◆ **Exercise objective**: Images are excluded; otherwise, output every record exactly.

[Items listed in a dataset]
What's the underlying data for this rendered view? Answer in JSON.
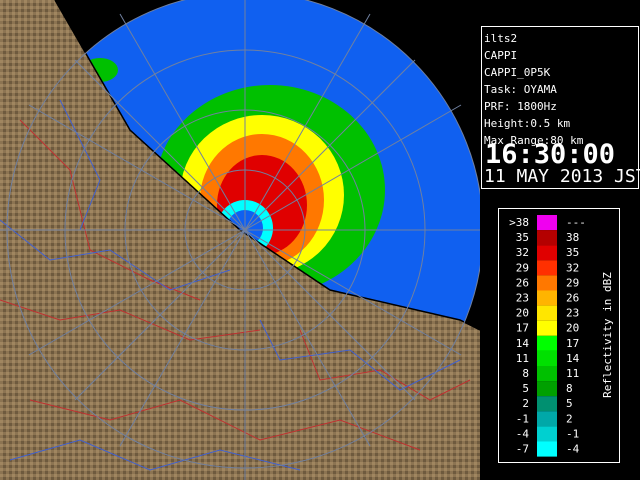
{
  "panel": {
    "lines": [
      "ilts2",
      "CAPPI",
      "CAPPI_0P5K",
      "Task: OYAMA",
      "PRF: 1800Hz",
      "Height:0.5 km",
      "Max Range:80 km"
    ],
    "time": "16:30:00",
    "date": "11 MAY 2013 JST"
  },
  "legend": {
    "title": "Reflectivity in dBZ",
    "rows": [
      {
        "low": ">38",
        "high": "---",
        "color": "#f000f0"
      },
      {
        "low": "35",
        "high": "38",
        "color": "#b40000"
      },
      {
        "low": "32",
        "high": "35",
        "color": "#e00000"
      },
      {
        "low": "29",
        "high": "32",
        "color": "#ff3000"
      },
      {
        "low": "26",
        "high": "29",
        "color": "#ff7800"
      },
      {
        "low": "23",
        "high": "26",
        "color": "#ffb400"
      },
      {
        "low": "20",
        "high": "23",
        "color": "#ffe600"
      },
      {
        "low": "17",
        "high": "20",
        "color": "#ffff00"
      },
      {
        "low": "14",
        "high": "17",
        "color": "#00ff00"
      },
      {
        "low": "11",
        "high": "14",
        "color": "#00e000"
      },
      {
        "low": "8",
        "high": "11",
        "color": "#00c000"
      },
      {
        "low": "5",
        "high": "8",
        "color": "#00a000"
      },
      {
        "low": "2",
        "high": "5",
        "color": "#009070"
      },
      {
        "low": "-1",
        "high": "2",
        "color": "#00a8a8"
      },
      {
        "low": "-4",
        "high": "-1",
        "color": "#00d0d0"
      },
      {
        "low": "-7",
        "high": "-4",
        "color": "#00ffff"
      }
    ]
  }
}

◆ **Response to the exercise**:
What's the underlying data for this rendered view? Answer in JSON.
{
  "panel": {
    "lines": [
      "ilts2",
      "CAPPI",
      "CAPPI_0P5K",
      "Task: OYAMA",
      "PRF: 1800Hz",
      "Height:0.5 km",
      "Max Range:80 km"
    ],
    "time": "16:30:00",
    "date": "11 MAY 2013 JST"
  },
  "legend": {
    "title": "Reflectivity in dBZ",
    "rows": [
      {
        "low": ">38",
        "high": "---",
        "color": "#f000f0"
      },
      {
        "low": "35",
        "high": "38",
        "color": "#b40000"
      },
      {
        "low": "32",
        "high": "35",
        "color": "#e00000"
      },
      {
        "low": "29",
        "high": "32",
        "color": "#ff3000"
      },
      {
        "low": "26",
        "high": "29",
        "color": "#ff7800"
      },
      {
        "low": "23",
        "high": "26",
        "color": "#ffb400"
      },
      {
        "low": "20",
        "high": "23",
        "color": "#ffe600"
      },
      {
        "low": "17",
        "high": "20",
        "color": "#ffff00"
      },
      {
        "low": "14",
        "high": "17",
        "color": "#00ff00"
      },
      {
        "low": "11",
        "high": "14",
        "color": "#00e000"
      },
      {
        "low": "8",
        "high": "11",
        "color": "#00c000"
      },
      {
        "low": "5",
        "high": "8",
        "color": "#00a000"
      },
      {
        "low": "2",
        "high": "5",
        "color": "#009070"
      },
      {
        "low": "-1",
        "high": "2",
        "color": "#00a8a8"
      },
      {
        "low": "-4",
        "high": "-1",
        "color": "#00d0d0"
      },
      {
        "low": "-7",
        "high": "-4",
        "color": "#00ffff"
      }
    ]
  }
}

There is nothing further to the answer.